EXERCISE GOAL:
Pull out every line in the records that contains the word "components".
◆ ◆ ◆
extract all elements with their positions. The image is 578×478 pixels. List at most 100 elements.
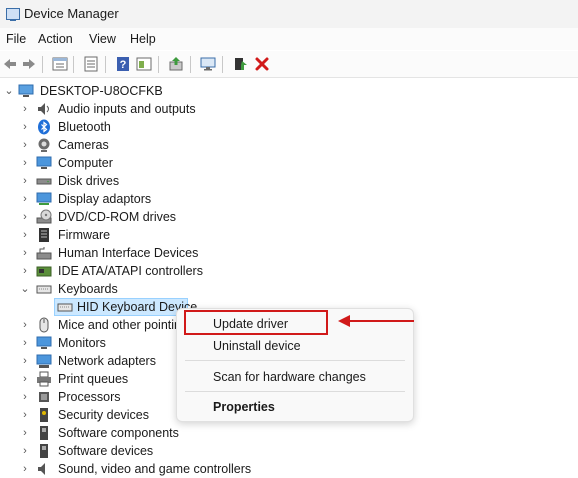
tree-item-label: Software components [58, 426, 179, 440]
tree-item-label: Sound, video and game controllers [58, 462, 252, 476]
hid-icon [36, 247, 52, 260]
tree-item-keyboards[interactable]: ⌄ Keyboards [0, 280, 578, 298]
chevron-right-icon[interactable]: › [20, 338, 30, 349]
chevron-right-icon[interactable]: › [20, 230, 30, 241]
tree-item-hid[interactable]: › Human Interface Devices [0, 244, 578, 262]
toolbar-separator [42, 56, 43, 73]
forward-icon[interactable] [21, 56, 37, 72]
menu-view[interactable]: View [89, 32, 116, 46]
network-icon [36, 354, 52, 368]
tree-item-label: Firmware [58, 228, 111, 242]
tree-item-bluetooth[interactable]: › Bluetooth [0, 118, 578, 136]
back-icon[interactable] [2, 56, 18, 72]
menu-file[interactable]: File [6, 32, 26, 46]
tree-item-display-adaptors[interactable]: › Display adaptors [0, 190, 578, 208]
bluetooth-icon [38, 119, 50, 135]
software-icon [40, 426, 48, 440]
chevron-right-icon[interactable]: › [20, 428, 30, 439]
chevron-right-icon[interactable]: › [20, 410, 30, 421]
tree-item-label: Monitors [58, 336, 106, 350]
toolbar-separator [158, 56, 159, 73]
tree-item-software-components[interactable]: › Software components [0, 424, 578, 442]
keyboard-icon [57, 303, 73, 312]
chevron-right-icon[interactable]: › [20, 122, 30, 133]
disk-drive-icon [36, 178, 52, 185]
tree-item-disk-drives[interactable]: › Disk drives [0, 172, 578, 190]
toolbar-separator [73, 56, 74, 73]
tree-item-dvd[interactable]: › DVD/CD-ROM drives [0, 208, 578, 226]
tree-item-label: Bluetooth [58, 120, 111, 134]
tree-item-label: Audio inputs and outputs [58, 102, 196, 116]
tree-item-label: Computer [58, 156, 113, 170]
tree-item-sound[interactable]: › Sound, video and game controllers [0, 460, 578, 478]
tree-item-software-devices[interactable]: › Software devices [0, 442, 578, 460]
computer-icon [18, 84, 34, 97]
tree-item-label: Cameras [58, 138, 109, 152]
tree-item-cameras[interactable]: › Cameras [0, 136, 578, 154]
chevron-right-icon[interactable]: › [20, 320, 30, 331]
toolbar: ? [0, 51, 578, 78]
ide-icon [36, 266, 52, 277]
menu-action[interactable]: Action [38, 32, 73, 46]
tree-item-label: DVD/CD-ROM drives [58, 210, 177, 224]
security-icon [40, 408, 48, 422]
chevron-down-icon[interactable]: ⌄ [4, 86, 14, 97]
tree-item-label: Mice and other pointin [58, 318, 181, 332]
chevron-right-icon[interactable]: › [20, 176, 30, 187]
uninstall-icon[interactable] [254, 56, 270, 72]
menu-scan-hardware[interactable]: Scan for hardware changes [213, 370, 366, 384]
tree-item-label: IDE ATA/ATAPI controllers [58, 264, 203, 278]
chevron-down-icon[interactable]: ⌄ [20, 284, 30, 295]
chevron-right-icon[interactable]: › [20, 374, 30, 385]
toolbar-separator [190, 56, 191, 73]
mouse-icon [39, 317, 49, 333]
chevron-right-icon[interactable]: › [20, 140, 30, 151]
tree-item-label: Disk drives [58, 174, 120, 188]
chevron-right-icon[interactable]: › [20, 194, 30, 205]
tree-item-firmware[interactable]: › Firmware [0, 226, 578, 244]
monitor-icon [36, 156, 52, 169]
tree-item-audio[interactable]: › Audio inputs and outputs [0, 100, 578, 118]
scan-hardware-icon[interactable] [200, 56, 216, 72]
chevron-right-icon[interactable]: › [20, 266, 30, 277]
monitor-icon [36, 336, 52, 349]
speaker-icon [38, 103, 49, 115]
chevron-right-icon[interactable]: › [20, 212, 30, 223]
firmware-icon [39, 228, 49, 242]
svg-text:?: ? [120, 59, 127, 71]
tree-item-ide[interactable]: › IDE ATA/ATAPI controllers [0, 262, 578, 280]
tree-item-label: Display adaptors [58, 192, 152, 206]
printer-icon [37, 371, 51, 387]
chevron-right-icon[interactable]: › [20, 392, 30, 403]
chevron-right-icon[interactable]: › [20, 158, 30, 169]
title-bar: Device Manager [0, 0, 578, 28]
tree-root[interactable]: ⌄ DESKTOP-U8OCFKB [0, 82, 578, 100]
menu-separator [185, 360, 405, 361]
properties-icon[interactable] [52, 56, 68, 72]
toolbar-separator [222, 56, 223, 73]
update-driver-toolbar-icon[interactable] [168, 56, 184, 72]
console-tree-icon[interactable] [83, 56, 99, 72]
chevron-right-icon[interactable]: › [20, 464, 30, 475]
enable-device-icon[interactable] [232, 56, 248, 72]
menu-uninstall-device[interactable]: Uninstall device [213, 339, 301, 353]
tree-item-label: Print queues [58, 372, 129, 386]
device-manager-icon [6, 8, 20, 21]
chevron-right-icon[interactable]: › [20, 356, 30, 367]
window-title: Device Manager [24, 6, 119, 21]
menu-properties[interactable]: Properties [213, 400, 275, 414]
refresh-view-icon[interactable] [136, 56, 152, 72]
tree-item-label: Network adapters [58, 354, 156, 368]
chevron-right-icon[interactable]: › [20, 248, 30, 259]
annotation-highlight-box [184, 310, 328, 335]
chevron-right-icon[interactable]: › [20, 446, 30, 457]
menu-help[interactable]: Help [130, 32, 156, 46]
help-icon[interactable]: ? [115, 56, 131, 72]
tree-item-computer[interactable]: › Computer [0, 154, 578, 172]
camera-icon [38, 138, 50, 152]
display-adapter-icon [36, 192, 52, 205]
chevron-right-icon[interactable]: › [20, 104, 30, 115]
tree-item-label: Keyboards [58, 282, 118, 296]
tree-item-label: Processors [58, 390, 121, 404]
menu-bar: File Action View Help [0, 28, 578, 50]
◆ ◆ ◆
EXERCISE RESULT:
tree-item-label: Software components [58, 426, 179, 440]
tree-item-software-components[interactable]: › Software components [0, 424, 578, 442]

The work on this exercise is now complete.